[EXERCISE BRIEF]
From the material below, list every line containing "records".

[LISTED ENTRIES]
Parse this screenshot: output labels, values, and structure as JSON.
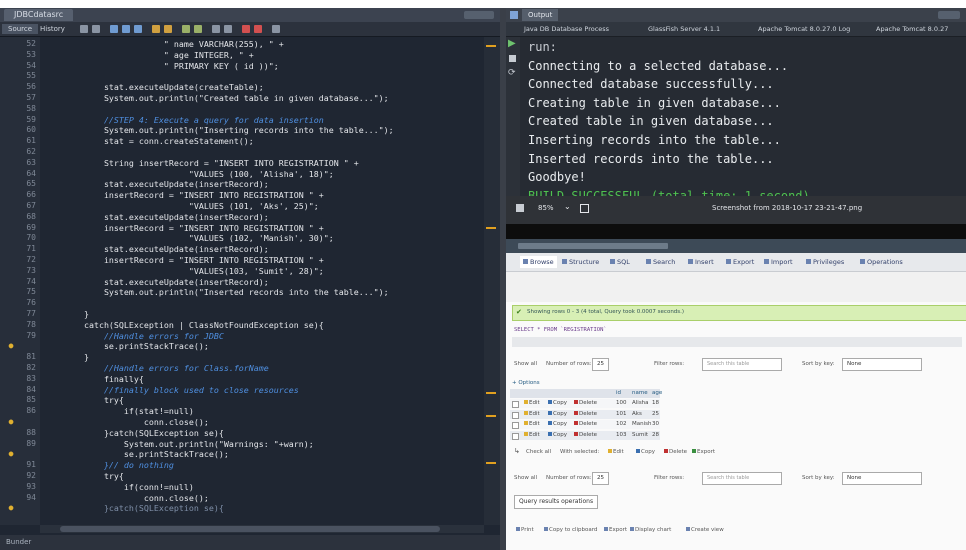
{
  "editor": {
    "tab_label": "JDBCdatasrc",
    "toolbar_source": "Source",
    "toolbar_history": "History",
    "status": "Bunder",
    "line_numbers": [
      "52",
      "53",
      "54",
      "55",
      "56",
      "57",
      "58",
      "59",
      "60",
      "61",
      "62",
      "63",
      "64",
      "65",
      "66",
      "67",
      "68",
      "69",
      "70",
      "71",
      "72",
      "73",
      "74",
      "75",
      "76",
      "77",
      "78",
      "79",
      "",
      "81",
      "82",
      "83",
      "84",
      "85",
      "86",
      "",
      "88",
      "89",
      "",
      "91",
      "92",
      "93",
      "94",
      ""
    ],
    "code_lines": [
      {
        "text": "                        \" name VARCHAR(255), \" +",
        "style": ""
      },
      {
        "text": "                        \" age INTEGER, \" +",
        "style": ""
      },
      {
        "text": "                        \" PRIMARY KEY ( id ))\";",
        "style": ""
      },
      {
        "text": "",
        "style": ""
      },
      {
        "text": "            stat.executeUpdate(createTable);",
        "style": ""
      },
      {
        "text": "            System.out.println(\"Created table in given database...\");",
        "style": ""
      },
      {
        "text": "",
        "style": ""
      },
      {
        "text": "            //STEP 4: Execute a query for data insertion",
        "style": "cm"
      },
      {
        "text": "            System.out.println(\"Inserting records into the table...\");",
        "style": ""
      },
      {
        "text": "            stat = conn.createStatement();",
        "style": ""
      },
      {
        "text": "",
        "style": ""
      },
      {
        "text": "            String insertRecord = \"INSERT INTO REGISTRATION \" +",
        "style": ""
      },
      {
        "text": "                             \"VALUES (100, 'Alisha', 18)\";",
        "style": ""
      },
      {
        "text": "            stat.executeUpdate(insertRecord);",
        "style": ""
      },
      {
        "text": "            insertRecord = \"INSERT INTO REGISTRATION \" +",
        "style": ""
      },
      {
        "text": "                             \"VALUES (101, 'Aks', 25)\";",
        "style": ""
      },
      {
        "text": "            stat.executeUpdate(insertRecord);",
        "style": ""
      },
      {
        "text": "            insertRecord = \"INSERT INTO REGISTRATION \" +",
        "style": ""
      },
      {
        "text": "                             \"VALUES (102, 'Manish', 30)\";",
        "style": ""
      },
      {
        "text": "            stat.executeUpdate(insertRecord);",
        "style": ""
      },
      {
        "text": "            insertRecord = \"INSERT INTO REGISTRATION \" +",
        "style": ""
      },
      {
        "text": "                             \"VALUES(103, 'Sumit', 28)\";",
        "style": ""
      },
      {
        "text": "            stat.executeUpdate(insertRecord);",
        "style": ""
      },
      {
        "text": "            System.out.println(\"Inserted records into the table...\");",
        "style": ""
      },
      {
        "text": "",
        "style": ""
      },
      {
        "text": "        }",
        "style": ""
      },
      {
        "text": "        catch(SQLException | ClassNotFoundException se){",
        "style": ""
      },
      {
        "text": "            //Handle errors for JDBC",
        "style": "cm"
      },
      {
        "text": "            se.printStackTrace();",
        "style": ""
      },
      {
        "text": "        }",
        "style": ""
      },
      {
        "text": "            //Handle errors for Class.forName",
        "style": "cm"
      },
      {
        "text": "            finally{",
        "style": ""
      },
      {
        "text": "            //finally block used to close resources",
        "style": "cm"
      },
      {
        "text": "            try{",
        "style": ""
      },
      {
        "text": "                if(stat!=null)",
        "style": ""
      },
      {
        "text": "                    conn.close();",
        "style": ""
      },
      {
        "text": "            }catch(SQLException se){",
        "style": ""
      },
      {
        "text": "                System.out.println(\"Warnings: \"+warn);",
        "style": ""
      },
      {
        "text": "                se.printStackTrace();",
        "style": ""
      },
      {
        "text": "            }// do nothing",
        "style": "cm"
      },
      {
        "text": "            try{",
        "style": ""
      },
      {
        "text": "                if(conn!=null)",
        "style": ""
      },
      {
        "text": "                    conn.close();",
        "style": ""
      },
      {
        "text": "            }catch(SQLException se){",
        "style": "dm"
      }
    ]
  },
  "output": {
    "title": "Output",
    "tabs": [
      "Java DB Database Process",
      "GlassFish Server 4.1.1",
      "Apache Tomcat 8.0.27.0 Log",
      "Apache Tomcat 8.0.27"
    ],
    "lines": [
      {
        "text": "run:",
        "color": "#c9cdd3"
      },
      {
        "text": "Connecting to a selected database...",
        "color": "#e9ecef"
      },
      {
        "text": "Connected database successfully...",
        "color": "#e9ecef"
      },
      {
        "text": "Creating table in given database...",
        "color": "#e9ecef"
      },
      {
        "text": "Created table in given database...",
        "color": "#e9ecef"
      },
      {
        "text": "Inserting records into the table...",
        "color": "#e9ecef"
      },
      {
        "text": "Inserted records into the table...",
        "color": "#e9ecef"
      },
      {
        "text": "Goodbye!",
        "color": "#e9ecef"
      },
      {
        "text": "BUILD SUCCESSFUL (total time: 1 second)",
        "color": "#4fc24f"
      }
    ]
  },
  "viewer": {
    "zoom": "85%",
    "title": "Screenshot from 2018-10-17 23-21-47.png"
  },
  "pma": {
    "tabs": [
      "Browse",
      "Structure",
      "SQL",
      "Search",
      "Insert",
      "Export",
      "Import",
      "Privileges",
      "Operations"
    ],
    "success_msg": "Showing rows 0 - 3 (4 total, Query took 0.0007 seconds.)",
    "query": "SELECT * FROM `REGISTRATION`",
    "show_all": "Show all",
    "number_of_rows": "Number of rows:",
    "rows_value": "25",
    "filter_rows": "Filter rows:",
    "search_placeholder": "Search this table",
    "sort_by_key": "Sort by key:",
    "sort_value": "None",
    "options": "+ Options",
    "columns": [
      "id",
      "name",
      "age"
    ],
    "rows": [
      {
        "id": "100",
        "name": "Alisha",
        "age": "18"
      },
      {
        "id": "101",
        "name": "Aks",
        "age": "25"
      },
      {
        "id": "102",
        "name": "Manish",
        "age": "30"
      },
      {
        "id": "103",
        "name": "Sumit",
        "age": "28"
      }
    ],
    "row_actions": [
      "Edit",
      "Copy",
      "Delete"
    ],
    "check_all": "Check all",
    "with_selected": "With selected:",
    "bulk_actions": [
      "Edit",
      "Copy",
      "Delete",
      "Export"
    ],
    "query_ops": "Query results operations",
    "bottom_actions": [
      "Print",
      "Copy to clipboard",
      "Export",
      "Display chart",
      "Create view"
    ]
  }
}
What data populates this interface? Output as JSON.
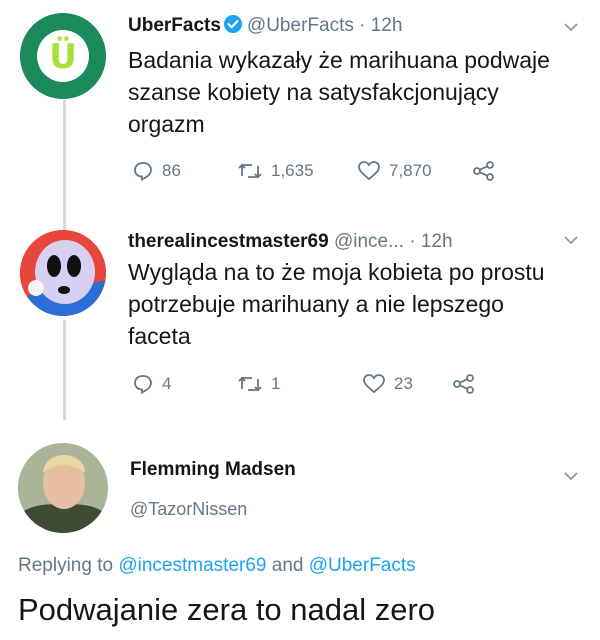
{
  "colors": {
    "accent": "#1da1f2",
    "secondary_text": "#657786",
    "uberfacts_logo_bg": "#1a8a5a",
    "uberfacts_logo_fg": "#a7e03b",
    "thread_line": "#cfd9de"
  },
  "tweet1": {
    "display_name": "UberFacts",
    "handle": "@UberFacts",
    "separator": "·",
    "time": "12h",
    "avatar_letter": "Ü",
    "verified": true,
    "text": "Badania wykazały że marihuana podwaje szanse kobiety na satysfakcjonujący orgazm",
    "replies": "86",
    "retweets": "1,635",
    "likes": "7,870"
  },
  "tweet2": {
    "display_name": "therealincestmaster69",
    "handle": "@ince...",
    "separator": "·",
    "time": "12h",
    "text": "Wygląda na to że moja kobieta po prostu potrzebuje marihuany a nie lepszego faceta",
    "replies": "4",
    "retweets": "1",
    "likes": "23"
  },
  "reply": {
    "display_name": "Flemming Madsen",
    "handle": "@TazorNissen",
    "replying_prefix": "Replying to",
    "mention1": "@incestmaster69",
    "conjunction": "and",
    "mention2": "@UberFacts",
    "text": "Podwajanie zera to nadal zero"
  },
  "icons": {
    "reply": "reply-bubble-icon",
    "retweet": "retweet-icon",
    "like": "heart-icon",
    "share": "share-icon",
    "menu": "chevron-down-icon",
    "verified": "verified-badge-icon"
  }
}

[REPLY]
        "text": "            System.out.println(\"Inserting records into the table...\");",
        "text": "            System.out.println(\"Inserted records into the table...\");",
        "text": "Inserting records into the table...",
        "text": "Inserted records into the table...",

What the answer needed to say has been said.